[Records from a data collection]
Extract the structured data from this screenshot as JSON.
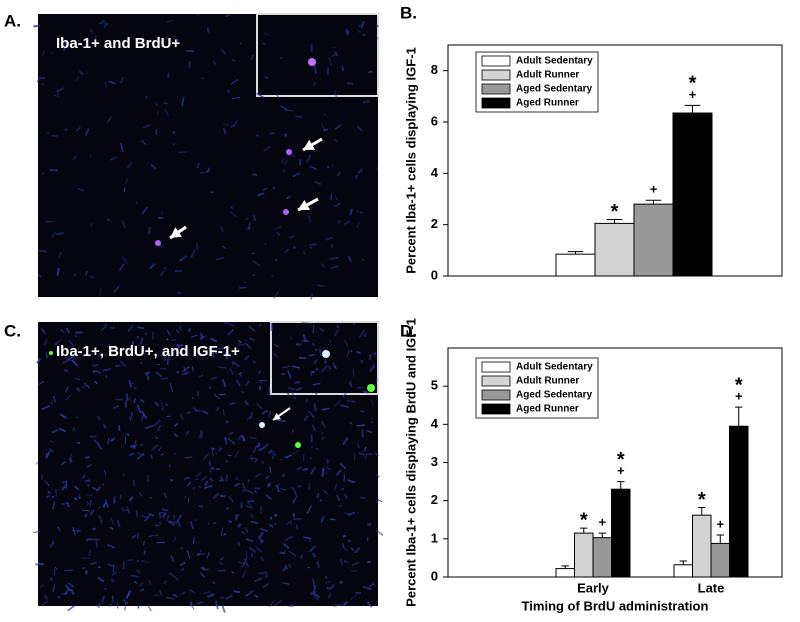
{
  "panels": [
    {
      "label": "A.",
      "caption": "Iba-1+ and BrdU+"
    },
    {
      "label": "B."
    },
    {
      "label": "C.",
      "caption": "Iba-1+, BrdU+, and IGF-1+"
    },
    {
      "label": "D."
    }
  ],
  "chart_data": [
    {
      "type": "bar",
      "ylabel": "Percent Iba-1+ cells displaying IGF-1",
      "categories": [
        null
      ],
      "ylim": [
        0,
        9
      ],
      "yticks": [
        0,
        2,
        4,
        6,
        8
      ],
      "legend": "upper-left",
      "series": [
        {
          "name": "Adult Sedentary",
          "color": "#ffffff",
          "values": [
            0.85
          ],
          "errors": [
            0.1
          ],
          "annotations": [
            []
          ]
        },
        {
          "name": "Adult Runner",
          "color": "#d3d3d3",
          "values": [
            2.05
          ],
          "errors": [
            0.15
          ],
          "annotations": [
            [
              "*"
            ]
          ]
        },
        {
          "name": "Aged Sedentary",
          "color": "#999999",
          "values": [
            2.8
          ],
          "errors": [
            0.15
          ],
          "annotations": [
            [
              "+"
            ]
          ]
        },
        {
          "name": "Aged Runner",
          "color": "#000000",
          "values": [
            6.35
          ],
          "errors": [
            0.3
          ],
          "annotations": [
            [
              "*",
              "+"
            ]
          ]
        }
      ]
    },
    {
      "type": "bar",
      "ylabel": "Percent Iba-1+ cells displaying BrdU and IGF-1",
      "xlabel": "Timing of BrdU administration",
      "categories": [
        "Early",
        "Late"
      ],
      "ylim": [
        0,
        6
      ],
      "yticks": [
        0,
        1,
        2,
        3,
        4,
        5
      ],
      "legend": "upper-left",
      "series": [
        {
          "name": "Adult Sedentary",
          "color": "#ffffff",
          "values": [
            0.22,
            0.32
          ],
          "errors": [
            0.07,
            0.1
          ],
          "annotations": [
            [],
            []
          ]
        },
        {
          "name": "Adult Runner",
          "color": "#d3d3d3",
          "values": [
            1.15,
            1.62
          ],
          "errors": [
            0.13,
            0.2
          ],
          "annotations": [
            [
              "*"
            ],
            [
              "*"
            ]
          ]
        },
        {
          "name": "Aged Sedentary",
          "color": "#999999",
          "values": [
            1.03,
            0.88
          ],
          "errors": [
            0.12,
            0.22
          ],
          "annotations": [
            [
              "+"
            ],
            [
              "+"
            ]
          ]
        },
        {
          "name": "Aged Runner",
          "color": "#000000",
          "values": [
            2.3,
            3.95
          ],
          "errors": [
            0.2,
            0.5
          ],
          "annotations": [
            [
              "*",
              "+"
            ],
            [
              "*",
              "+"
            ]
          ]
        }
      ]
    }
  ]
}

▸ YOUR GOAL: Which of the lines above include the string "cells"? Pick them out and copy them.

▸ RESULT OF THIS TASK:
      "ylabel": "Percent Iba-1+ cells displaying IGF-1",
      "ylabel": "Percent Iba-1+ cells displaying BrdU and IGF-1",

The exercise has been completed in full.